# start of Provided records
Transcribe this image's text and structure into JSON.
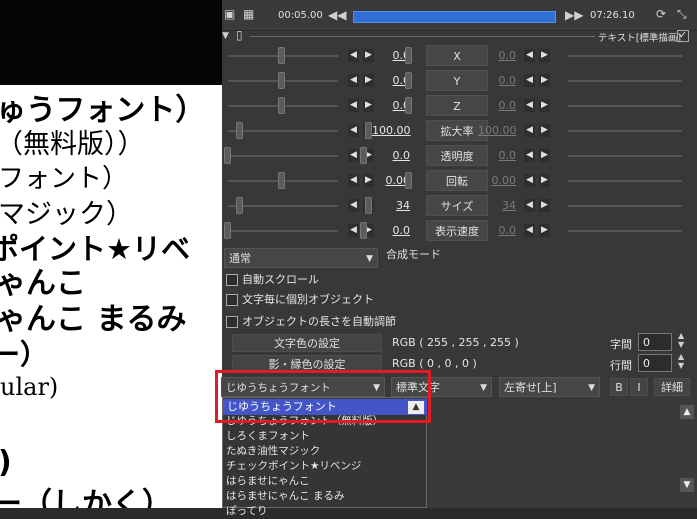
{
  "preview": {
    "lines": [
      "ゅうフォント）",
      "（無料版））",
      "フォント）",
      "マジック）",
      "ポイント★リベ",
      "ゃんこ",
      "ゃんこ まるみ",
      "ー）",
      "ular)",
      ")",
      "ー（しかく）"
    ]
  },
  "topbar": {
    "start_time": "00:05.00",
    "end_time": "07:26.10",
    "object_type": "テキスト[標準描画]"
  },
  "params": [
    {
      "left_value": "0.0",
      "label": "X",
      "right_value": "0.0"
    },
    {
      "left_value": "0.0",
      "label": "Y",
      "right_value": "0.0"
    },
    {
      "left_value": "0.0",
      "label": "Z",
      "right_value": "0.0"
    },
    {
      "left_value": "100.00",
      "label": "拡大率",
      "right_value": "100.00"
    },
    {
      "left_value": "0.0",
      "label": "透明度",
      "right_value": "0.0"
    },
    {
      "left_value": "0.00",
      "label": "回転",
      "right_value": "0.00"
    },
    {
      "left_value": "34",
      "label": "サイズ",
      "right_value": "34"
    },
    {
      "left_value": "0.0",
      "label": "表示速度",
      "right_value": "0.0"
    }
  ],
  "blend": {
    "value": "通常",
    "label": "合成モード"
  },
  "checkboxes": [
    "自動スクロール",
    "文字毎に個別オブジェクト",
    "オブジェクトの長さを自動調節"
  ],
  "color_settings": {
    "text_color_button": "文字色の設定",
    "text_color_value": "RGB ( 255 , 255 , 255 )",
    "shadow_color_button": "影・縁色の設定",
    "shadow_color_value": "RGB ( 0 , 0 , 0 )",
    "char_spacing_label": "字間",
    "char_spacing_value": "0",
    "line_spacing_label": "行間",
    "line_spacing_value": "0"
  },
  "font_combo": {
    "value": "じゆうちょうフォント"
  },
  "style_combo": {
    "value": "標準文字"
  },
  "align_combo": {
    "value": "左寄せ[上]"
  },
  "buttons": {
    "bold": "B",
    "italic": "I",
    "detail": "詳細"
  },
  "font_list": {
    "selected": "じゆうちょうフォント",
    "items": [
      "じゆうちょうフォント（無料版）",
      "しろくまフォント",
      "たぬき油性マジック",
      "チェックポイント★リベンジ",
      "はらませにゃんこ",
      "はらませにゃんこ まるみ",
      "ぽってり"
    ]
  },
  "colors": {
    "accent": "#4455c8",
    "highlight": "#e21b25",
    "timeline": "#2f6fd6"
  }
}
# end of Provided records
**Task to carry out**
Each record must be quoted in full and exactly. Do not include the pictures.

**Written response**
Transcribe this image's text and structure into JSON.
{
  "preview": {
    "lines": [
      "ゅうフォント）",
      "（無料版））",
      "フォント）",
      "マジック）",
      "ポイント★リベ",
      "ゃんこ",
      "ゃんこ まるみ",
      "ー）",
      "ular)",
      ")",
      "ー（しかく）"
    ]
  },
  "topbar": {
    "start_time": "00:05.00",
    "end_time": "07:26.10",
    "object_type": "テキスト[標準描画]"
  },
  "params": [
    {
      "left_value": "0.0",
      "label": "X",
      "right_value": "0.0"
    },
    {
      "left_value": "0.0",
      "label": "Y",
      "right_value": "0.0"
    },
    {
      "left_value": "0.0",
      "label": "Z",
      "right_value": "0.0"
    },
    {
      "left_value": "100.00",
      "label": "拡大率",
      "right_value": "100.00"
    },
    {
      "left_value": "0.0",
      "label": "透明度",
      "right_value": "0.0"
    },
    {
      "left_value": "0.00",
      "label": "回転",
      "right_value": "0.00"
    },
    {
      "left_value": "34",
      "label": "サイズ",
      "right_value": "34"
    },
    {
      "left_value": "0.0",
      "label": "表示速度",
      "right_value": "0.0"
    }
  ],
  "blend": {
    "value": "通常",
    "label": "合成モード"
  },
  "checkboxes": [
    "自動スクロール",
    "文字毎に個別オブジェクト",
    "オブジェクトの長さを自動調節"
  ],
  "color_settings": {
    "text_color_button": "文字色の設定",
    "text_color_value": "RGB ( 255 , 255 , 255 )",
    "shadow_color_button": "影・縁色の設定",
    "shadow_color_value": "RGB ( 0 , 0 , 0 )",
    "char_spacing_label": "字間",
    "char_spacing_value": "0",
    "line_spacing_label": "行間",
    "line_spacing_value": "0"
  },
  "font_combo": {
    "value": "じゆうちょうフォント"
  },
  "style_combo": {
    "value": "標準文字"
  },
  "align_combo": {
    "value": "左寄せ[上]"
  },
  "buttons": {
    "bold": "B",
    "italic": "I",
    "detail": "詳細"
  },
  "font_list": {
    "selected": "じゆうちょうフォント",
    "items": [
      "じゆうちょうフォント（無料版）",
      "しろくまフォント",
      "たぬき油性マジック",
      "チェックポイント★リベンジ",
      "はらませにゃんこ",
      "はらませにゃんこ まるみ",
      "ぽってり"
    ]
  },
  "colors": {
    "accent": "#4455c8",
    "highlight": "#e21b25",
    "timeline": "#2f6fd6"
  }
}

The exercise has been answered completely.